Textauszug>
○ ○ ○ ○
Geht der US-Regierung bald das Geld aus?

In schöner Regelmäßigkeit stößt die US-Regierung an ihre gesetzliche Schuldengrenze. So auch jetzt wieder. Es drohen katastrophale Entwicklungen, sollte das Schuldenlimit nicht angehoben werden.

Das Anheben der gesetzlichen Schuldengrenze ist seit mehreren Jahrzehnten ein festes Ritual der US-Politik. Seit dem Jahr 1960 hat der Kongress die Schuldengrenze ganze 78-mal angehoben, ausgesetzt oder revidiert, um einen Staatsbankrott zu verhindern. Mitunter erfolgte die Einigung auf eine Anhebung der Schuldengrenze so knapp, dass die US-Regierung viele ihrer Ausgaben im Rahmen eines Government Shutdowns mehr oder weniger komplett herunterfahren musste, um ein Überschreiten der gesetzlichen Schuldengrenze zu verhindern.

Auch dieses Mal wieder droht die Anhebung der Schuldengrenze zu einem politischen Schaukampf zu werden. Bereits jetzt hält sich die US-Regierung nur noch durch sogenannte "außergewöhnliche Maßnahmen" über Wasser und verhindert ein Überschreiten der Schuldengrenze. US-Finanzministerin Janet Yellen warnte am Mittwoch allerdings, dass bald auch diese Maßnahmen ausgeschöpft sein könnten.

Wann genau der US-Regierung das Geld ausgeht, ist laut Yellen nicht klar. Das "wahrscheinlichste Ergebnis ist, dass die Barmittel und die außerordentlichen Maßnahmen im Oktober erschöpft sein werden", schrieb Yellen heute in einem Brief an die Abgeordneten.

Die gesetzliche Schuldengrenze ist der Gesamtbetrag an Geld, den die US-Regierung leihen darf, einschließlich der Beträge die nötig sind, um ihre gesetzlichen Verpflichtungen zu erfüllen, wie Sozialversicherungszahlungen, Zinszahlungen auf die Staatsschulden und vieles anderes mehr. Durch eine Anhebung der Schuldengrenze werden also keine neuen Ausgaben beschlossen, vielmehr erlaubt eine Anhebung die Bedienung der bereits existierenden Verpflichtungen.
○ ○ ○ ○
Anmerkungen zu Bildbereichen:
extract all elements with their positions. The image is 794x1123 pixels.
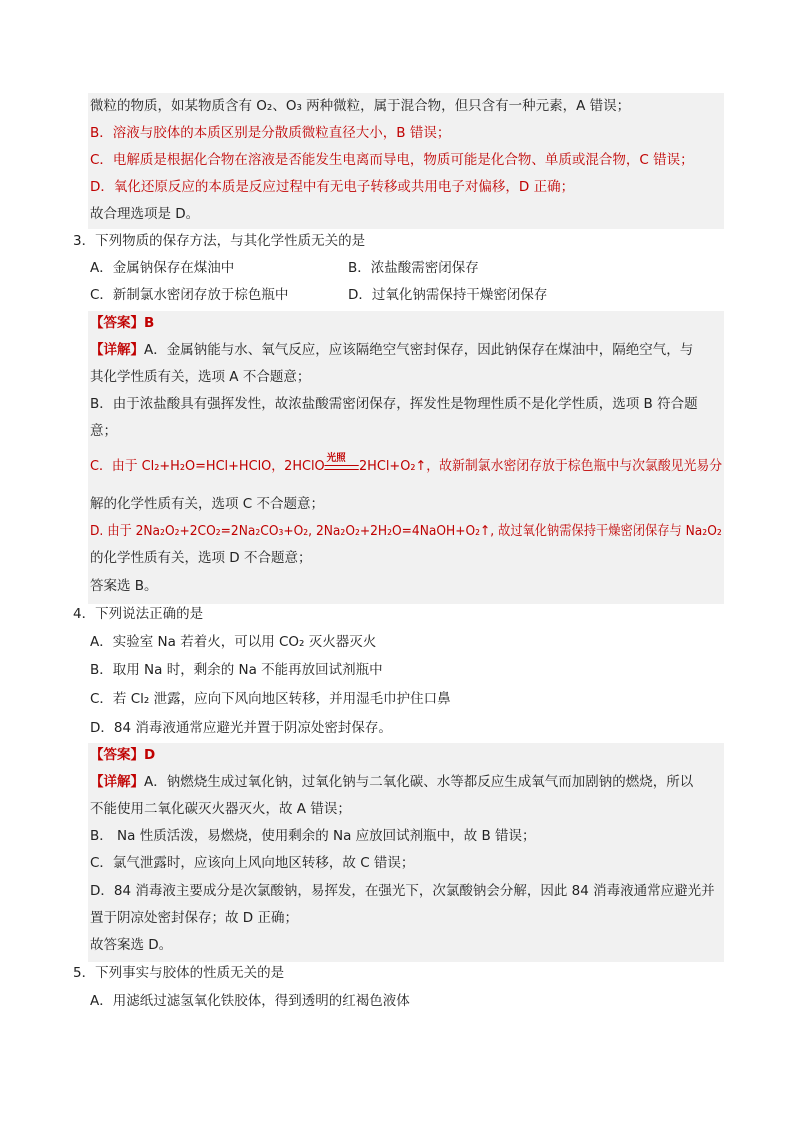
question-4-detail-line-7: 故答案选 D。: [90, 937, 173, 953]
detail-tag: 【详解】: [90, 774, 144, 790]
question-4-detail-line-6: 置于阴凉处密封保存；故 D 正确；: [90, 910, 298, 926]
prev-explanation-line-5: 故合理选项是 D。: [90, 206, 200, 222]
question-4-option-b: B．取用 Na 时，剩余的 Na 不能再放回试剂瓶中: [90, 662, 383, 678]
question-3-answer: 【答案】B: [90, 315, 155, 331]
question-4-option-c: C．若 Cl₂ 泄露，应向下风向地区转移，并用湿毛巾护住口鼻: [90, 691, 451, 707]
question-3-option-a: A．金属钠保存在煤油中: [90, 260, 235, 276]
question-3-detail-line-7: D. 由于 2Na₂O₂+2CO₂=2Na₂CO₃+O₂, 2Na₂O₂+2H₂O=4NaOH+O₂↑, 故过氧化钠需保持干燥密闭保存与 Na₂O₂: [90, 523, 722, 539]
prev-explanation-line-2: B．溶液与胶体的本质区别是分散质微粒直径大小，B 错误；: [90, 125, 451, 141]
light-condition-arrow: [325, 453, 359, 476]
detail-text: A．金属钠能与水、氧气反应，应该隔绝空气密封保存，因此钠保存在煤油中，隔绝空气，与: [144, 342, 694, 358]
equals-sign-icon: [325, 465, 359, 470]
question-4-detail-line-4: C．氯气泄露时，应该向上风向地区转移，故 C 错误；: [90, 855, 415, 871]
prev-explanation-line-3: C．电解质是根据化合物在溶液是否能发生电离而导电，物质可能是化合物、单质或混合物，C 错误；: [90, 152, 694, 168]
prev-explanation-line-1: 微粒的物质，如某物质含有 O₂、O₃ 两种微粒，属于混合物，但只含有一种元素，A 错误；: [90, 98, 631, 114]
light-condition-label: 光照: [326, 453, 346, 464]
question-3-option-b: B．浓盐酸需密闭保存: [348, 260, 479, 276]
question-3-stem: 3．下列物质的保存方法，与其化学性质无关的是: [73, 233, 366, 249]
question-3-detail-line-4: 意；: [90, 423, 117, 439]
question-3-detail-line-5: [90, 453, 723, 476]
question-4-detail-line-3: B． Na 性质活泼，易燃烧，使用剩余的 Na 应放回试剂瓶中，故 B 错误；: [90, 828, 536, 844]
question-5-option-a: A．用滤纸过滤氢氧化铁胶体，得到透明的红褐色液体: [90, 993, 410, 1009]
question-3-detail-line-6: 解的化学性质有关，选项 C 不合题意；: [90, 496, 325, 512]
question-3-detail-line-8: 的化学性质有关，选项 D 不合题意；: [90, 550, 312, 566]
question-3-option-c: C．新制氯水密闭存放于棕色瓶中: [90, 287, 289, 303]
question-4-option-a: A．实验室 Na 若着火，可以用 CO₂ 灭火器灭火: [90, 634, 377, 650]
question-3-detail-line-2: 其化学性质有关，选项 A 不合题意；: [90, 369, 311, 385]
question-5-stem: 5．下列事实与胶体的性质无关的是: [73, 965, 285, 981]
reaction-text-1: C．由于 Cl₂+H₂O=HCl+HClO，2HClO: [90, 458, 325, 474]
question-3-detail-line-3: B．由于浓盐酸具有强挥发性，故浓盐酸需密闭保存，挥发性是物理性质不是化学性质，选项 B 符合题: [90, 396, 698, 412]
detail-text: A．钠燃烧生成过氧化钠，过氧化钠与二氧化碳、水等都反应生成氧气而加剧钠的燃烧，所以: [144, 774, 694, 790]
prev-explanation-line-4: D．氧化还原反应的本质是反应过程中有无电子转移或共用电子对偏移，D 正确；: [90, 179, 575, 195]
question-3-detail-line-9: 答案选 B。: [90, 578, 158, 594]
question-4-stem: 4．下列说法正确的是: [73, 606, 204, 622]
question-4-detail-line-1: [90, 772, 693, 792]
question-4-option-d: D．84 消毒液通常应避光并置于阴凉处密封保存。: [90, 720, 392, 736]
question-3-option-d: D．过氧化钠需保持干燥密闭保存: [348, 287, 548, 303]
question-3-detail-line-1: [90, 340, 693, 360]
detail-tag: 【详解】: [90, 342, 144, 358]
question-4-detail-line-5: D．84 消毒液主要成分是次氯酸钠，易挥发，在强光下，次氯酸钠会分解，因此 84 消毒液通常应避光并: [90, 883, 715, 899]
question-4-answer: 【答案】D: [90, 747, 156, 763]
reaction-text-2: 2HCl+O₂↑，故新制氯水密闭存放于棕色瓶中与次氯酸见光易分: [358, 458, 723, 474]
question-4-detail-line-2: 不能使用二氧化碳灭火器灭火，故 A 错误；: [90, 801, 351, 817]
○ ○ ○ ○
Was zu tun ist>
A: Schreib aus dem Text über die US-Schuldengrenze die Stelle ab, die mit „Die gesetzliche Schuldengrenze“ anfängt und bis einschließlich „bereits existierenden Verpflichtungen.“ geht.
B: Schreib den Text über die US-Schuldengrenze im Anschluss an seinen letzten Satz weiter.
Die Zeilen stehen für sich und gehören nicht zum Text über die US-Schuldengrenze.

Ergebnisse>
A:
Die gesetzliche Schuldengrenze ist der Gesamtbetrag an Geld, den die US-Regierung leihen darf, einschließlich der Beträge die nötig sind, um ihre gesetzlichen Verpflichtungen zu erfüllen, wie Sozialversicherungszahlungen, Zinszahlungen auf die Staatsschulden und vieles anderes mehr. Durch eine Anhebung der Schuldengrenze werden also keine neuen Ausgaben beschlossen, vielmehr erlaubt eine Anhebung die Bedienung der bereits existierenden Verpflichtungen.

B:
Auf seiner Internetseite warnt das US-Finanzministerium mit eindringlichen Worten davor, was es bedeuten würde, die Schuldengrenze nicht anzuheben. "Eine Nichtanhebung der Schuldengrenze hätte katastrophale wirtschaftliche Folgen. Es würde dazu führen, dass die Regierung ihren gesetzlichen Verpflichtungen nicht nachkommt – ein beispielloses Ereignis in der amerikanischen Geschichte. Dies würde eine weitere Finanzkrise auslösen und die Arbeitsplätze und Ersparnisse der normalen Amerikaner bedrohen – und die Vereinigten Staaten wieder in ein tiefes wirtschaftliches Loch stürzen, gerade während sich das Land von der jüngsten Rezession erholt", schreibt das Finanzministerium.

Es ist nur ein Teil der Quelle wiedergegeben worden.